** START OF INPUT MATERIAL **

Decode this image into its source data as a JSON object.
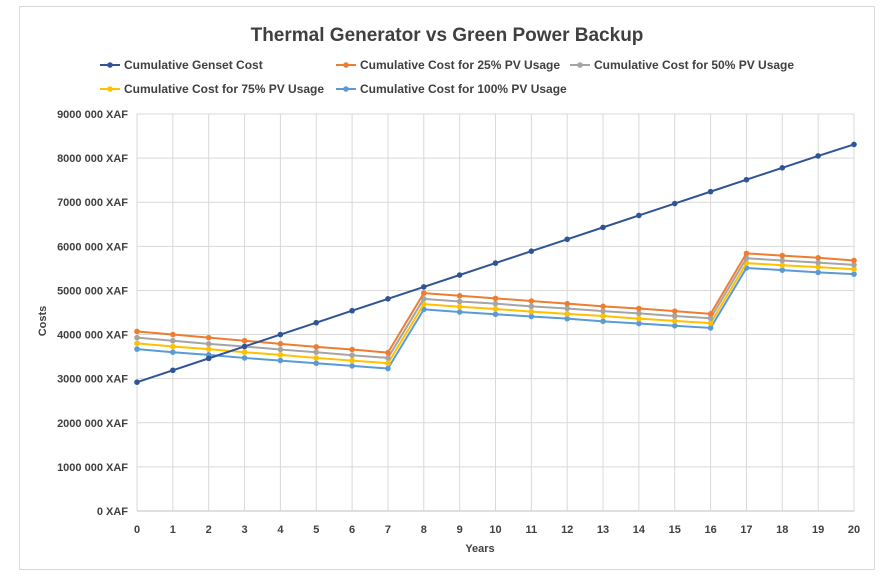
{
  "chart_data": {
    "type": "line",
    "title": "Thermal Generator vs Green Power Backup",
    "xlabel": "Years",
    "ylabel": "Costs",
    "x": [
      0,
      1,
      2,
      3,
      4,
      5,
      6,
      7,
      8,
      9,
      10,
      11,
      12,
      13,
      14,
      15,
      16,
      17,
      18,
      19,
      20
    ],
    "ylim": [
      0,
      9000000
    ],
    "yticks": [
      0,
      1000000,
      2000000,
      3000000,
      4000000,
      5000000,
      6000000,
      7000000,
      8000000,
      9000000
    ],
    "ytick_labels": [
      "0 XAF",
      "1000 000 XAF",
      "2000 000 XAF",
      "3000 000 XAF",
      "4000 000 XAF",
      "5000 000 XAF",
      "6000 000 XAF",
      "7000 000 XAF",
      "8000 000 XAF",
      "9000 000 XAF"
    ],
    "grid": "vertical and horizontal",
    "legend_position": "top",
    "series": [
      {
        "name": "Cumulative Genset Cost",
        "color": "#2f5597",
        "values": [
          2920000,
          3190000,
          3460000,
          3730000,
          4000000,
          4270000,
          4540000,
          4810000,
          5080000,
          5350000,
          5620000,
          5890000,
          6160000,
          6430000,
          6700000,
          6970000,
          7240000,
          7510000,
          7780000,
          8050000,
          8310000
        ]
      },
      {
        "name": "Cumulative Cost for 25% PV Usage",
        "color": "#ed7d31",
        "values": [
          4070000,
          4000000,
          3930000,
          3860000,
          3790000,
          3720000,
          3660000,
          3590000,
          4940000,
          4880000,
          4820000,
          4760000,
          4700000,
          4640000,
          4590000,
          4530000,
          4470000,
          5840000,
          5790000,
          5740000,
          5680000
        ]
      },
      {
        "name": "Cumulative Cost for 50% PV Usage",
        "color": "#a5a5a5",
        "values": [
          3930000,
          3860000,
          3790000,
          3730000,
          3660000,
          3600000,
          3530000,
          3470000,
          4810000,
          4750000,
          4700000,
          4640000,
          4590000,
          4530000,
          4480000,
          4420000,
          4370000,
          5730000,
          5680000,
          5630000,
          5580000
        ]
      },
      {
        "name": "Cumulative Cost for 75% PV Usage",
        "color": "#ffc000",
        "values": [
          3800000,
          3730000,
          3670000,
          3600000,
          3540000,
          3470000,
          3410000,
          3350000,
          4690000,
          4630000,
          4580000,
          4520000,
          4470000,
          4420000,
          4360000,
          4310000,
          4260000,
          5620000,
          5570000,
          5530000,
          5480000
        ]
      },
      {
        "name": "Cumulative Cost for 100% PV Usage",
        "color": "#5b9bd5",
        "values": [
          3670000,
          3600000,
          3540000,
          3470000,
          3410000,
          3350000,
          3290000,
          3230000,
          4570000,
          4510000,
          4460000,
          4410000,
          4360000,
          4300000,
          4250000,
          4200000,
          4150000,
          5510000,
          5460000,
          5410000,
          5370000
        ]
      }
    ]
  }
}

** END OF INPUT MATERIAL **

[STATED EXERCISE]: From the material above, copy everything exactly but the pictures.

[OUTPUT FOR THIS EXERCISE]:
Decode this image into its source data as a JSON object.
{
  "chart_data": {
    "type": "line",
    "title": "Thermal Generator vs Green Power Backup",
    "xlabel": "Years",
    "ylabel": "Costs",
    "x": [
      0,
      1,
      2,
      3,
      4,
      5,
      6,
      7,
      8,
      9,
      10,
      11,
      12,
      13,
      14,
      15,
      16,
      17,
      18,
      19,
      20
    ],
    "ylim": [
      0,
      9000000
    ],
    "yticks": [
      0,
      1000000,
      2000000,
      3000000,
      4000000,
      5000000,
      6000000,
      7000000,
      8000000,
      9000000
    ],
    "ytick_labels": [
      "0 XAF",
      "1000 000 XAF",
      "2000 000 XAF",
      "3000 000 XAF",
      "4000 000 XAF",
      "5000 000 XAF",
      "6000 000 XAF",
      "7000 000 XAF",
      "8000 000 XAF",
      "9000 000 XAF"
    ],
    "grid": "vertical and horizontal",
    "legend_position": "top",
    "series": [
      {
        "name": "Cumulative Genset Cost",
        "color": "#2f5597",
        "values": [
          2920000,
          3190000,
          3460000,
          3730000,
          4000000,
          4270000,
          4540000,
          4810000,
          5080000,
          5350000,
          5620000,
          5890000,
          6160000,
          6430000,
          6700000,
          6970000,
          7240000,
          7510000,
          7780000,
          8050000,
          8310000
        ]
      },
      {
        "name": "Cumulative Cost for 25% PV Usage",
        "color": "#ed7d31",
        "values": [
          4070000,
          4000000,
          3930000,
          3860000,
          3790000,
          3720000,
          3660000,
          3590000,
          4940000,
          4880000,
          4820000,
          4760000,
          4700000,
          4640000,
          4590000,
          4530000,
          4470000,
          5840000,
          5790000,
          5740000,
          5680000
        ]
      },
      {
        "name": "Cumulative Cost for 50% PV Usage",
        "color": "#a5a5a5",
        "values": [
          3930000,
          3860000,
          3790000,
          3730000,
          3660000,
          3600000,
          3530000,
          3470000,
          4810000,
          4750000,
          4700000,
          4640000,
          4590000,
          4530000,
          4480000,
          4420000,
          4370000,
          5730000,
          5680000,
          5630000,
          5580000
        ]
      },
      {
        "name": "Cumulative Cost for 75% PV Usage",
        "color": "#ffc000",
        "values": [
          3800000,
          3730000,
          3670000,
          3600000,
          3540000,
          3470000,
          3410000,
          3350000,
          4690000,
          4630000,
          4580000,
          4520000,
          4470000,
          4420000,
          4360000,
          4310000,
          4260000,
          5620000,
          5570000,
          5530000,
          5480000
        ]
      },
      {
        "name": "Cumulative Cost for 100% PV Usage",
        "color": "#5b9bd5",
        "values": [
          3670000,
          3600000,
          3540000,
          3470000,
          3410000,
          3350000,
          3290000,
          3230000,
          4570000,
          4510000,
          4460000,
          4410000,
          4360000,
          4300000,
          4250000,
          4200000,
          4150000,
          5510000,
          5460000,
          5410000,
          5370000
        ]
      }
    ]
  }
}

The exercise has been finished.